#### SHORT EXERCISE
Report only how many lines of the entries below contain the string "JSON".

#### EXERCISE INPUT
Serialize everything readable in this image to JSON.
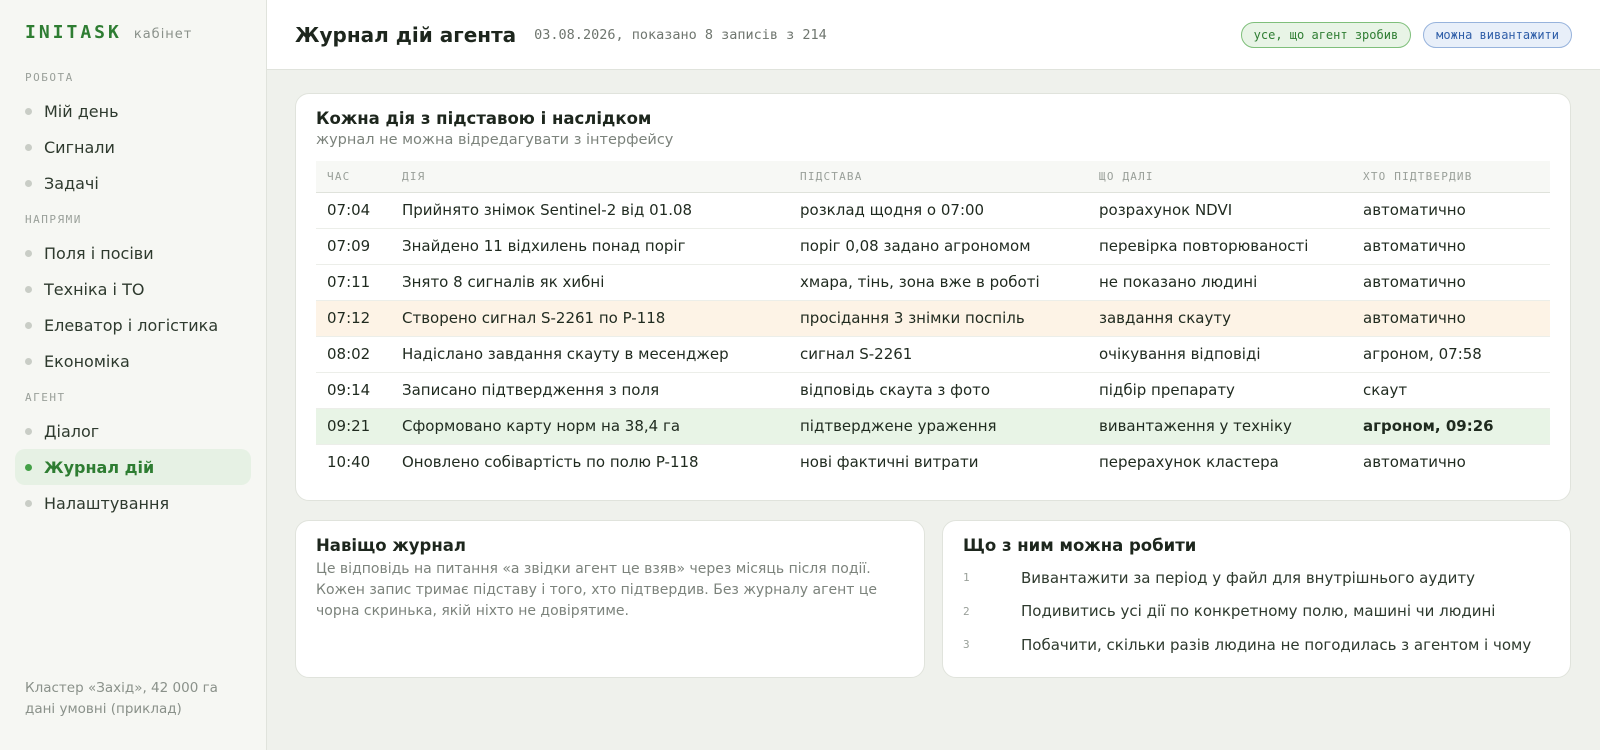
{
  "brand": {
    "logo": "INITASK",
    "sub": "кабінет"
  },
  "sidebar": {
    "groups": [
      {
        "label": "РОБОТА",
        "items": [
          "Мій день",
          "Сигнали",
          "Задачі"
        ]
      },
      {
        "label": "НАПРЯМИ",
        "items": [
          "Поля і посіви",
          "Техніка і ТО",
          "Елеватор і логістика",
          "Економіка"
        ]
      },
      {
        "label": "АГЕНТ",
        "items": [
          "Діалог",
          "Журнал дій",
          "Налаштування"
        ]
      }
    ],
    "active_item": "Журнал дій",
    "footer_line1": "Кластер «Захід», 42 000 га",
    "footer_line2": "дані умовні (приклад)"
  },
  "header": {
    "title": "Журнал дій агента",
    "meta": "03.08.2026, показано 8 записів з 214",
    "pill_green": "усе, що агент зробив",
    "pill_blue": "можна вивантажити"
  },
  "log": {
    "title": "Кожна дія з підставою і наслідком",
    "subtitle": "журнал не можна відредагувати з інтерфейсу",
    "columns": [
      "ЧАС",
      "ДІЯ",
      "ПІДСТАВА",
      "ЩО ДАЛІ",
      "ХТО ПІДТВЕРДИВ"
    ],
    "rows": [
      [
        "07:04",
        "Прийнято знімок Sentinel-2 від 01.08",
        "розклад щодня о 07:00",
        "розрахунок NDVI",
        "автоматично"
      ],
      [
        "07:09",
        "Знайдено 11 відхилень понад поріг",
        "поріг 0,08 задано агрономом",
        "перевірка повторюваності",
        "автоматично"
      ],
      [
        "07:11",
        "Знято 8 сигналів як хибні",
        "хмара, тінь, зона вже в роботі",
        "не показано людині",
        "автоматично"
      ],
      [
        "07:12",
        "Створено сигнал S-2261 по P-118",
        "просідання 3 знімки поспіль",
        "завдання скауту",
        "автоматично"
      ],
      [
        "08:02",
        "Надіслано завдання скауту в месенджер",
        "сигнал S-2261",
        "очікування відповіді",
        "агроном, 07:58"
      ],
      [
        "09:14",
        "Записано підтвердження з поля",
        "відповідь скаута з фото",
        "підбір препарату",
        "скаут"
      ],
      [
        "09:21",
        "Сформовано карту норм на 38,4 га",
        "підтверджене ураження",
        "вивантаження у техніку",
        "агроном, 09:26"
      ],
      [
        "10:40",
        "Оновлено собівартість по полю P-118",
        "нові фактичні витрати",
        "перерахунок кластера",
        "автоматично"
      ]
    ]
  },
  "why": {
    "title": "Навіщо журнал",
    "line1": "Це відповідь на питання «а звідки агент це взяв» через місяць після події.",
    "line2": "Кожен запис тримає підставу і того, хто підтвердив. Без журналу агент це",
    "line3": "чорна скринька, якій ніхто не довірятиме."
  },
  "actions": {
    "title": "Що з ним можна робити",
    "items": [
      {
        "num": "1",
        "text": "Вивантажити за період у файл для внутрішнього аудиту"
      },
      {
        "num": "2",
        "text": "Подивитись усі дії по конкретному полю, машині чи людині"
      },
      {
        "num": "3",
        "text": "Побачити, скільки разів людина не погодилась з агентом і чому"
      }
    ]
  },
  "colors": {
    "accent": "#2e7d32",
    "highlight_warn": "#fdf3e6",
    "highlight_ok": "#e8f4e6",
    "pill_blue": "#2f5ea8"
  }
}
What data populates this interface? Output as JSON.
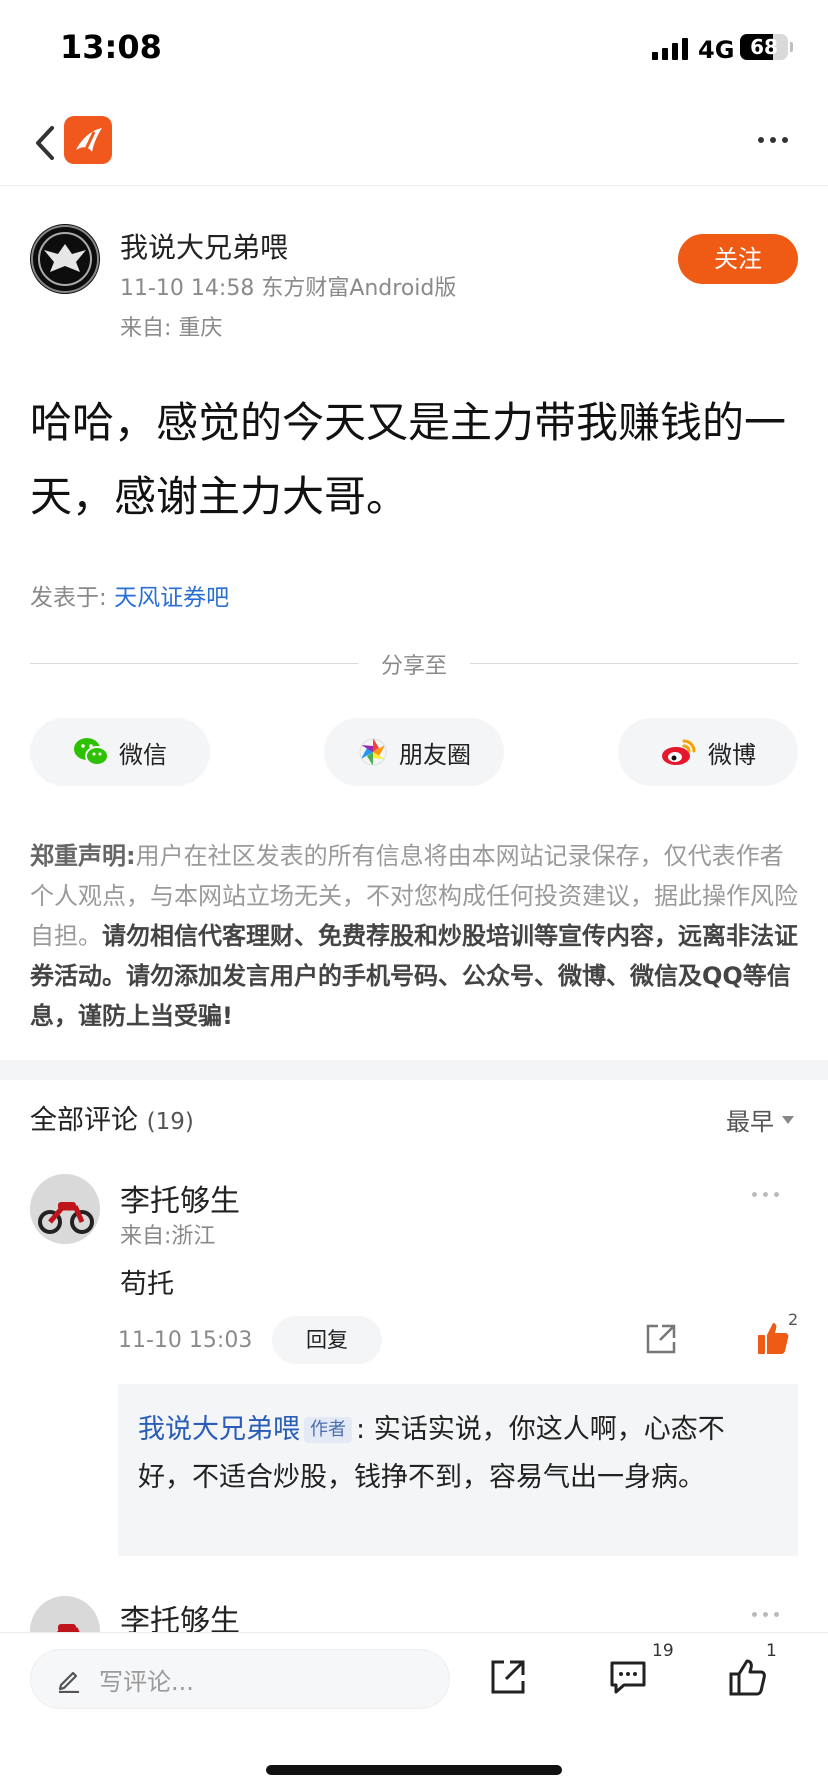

#### FULL OUTPUT
2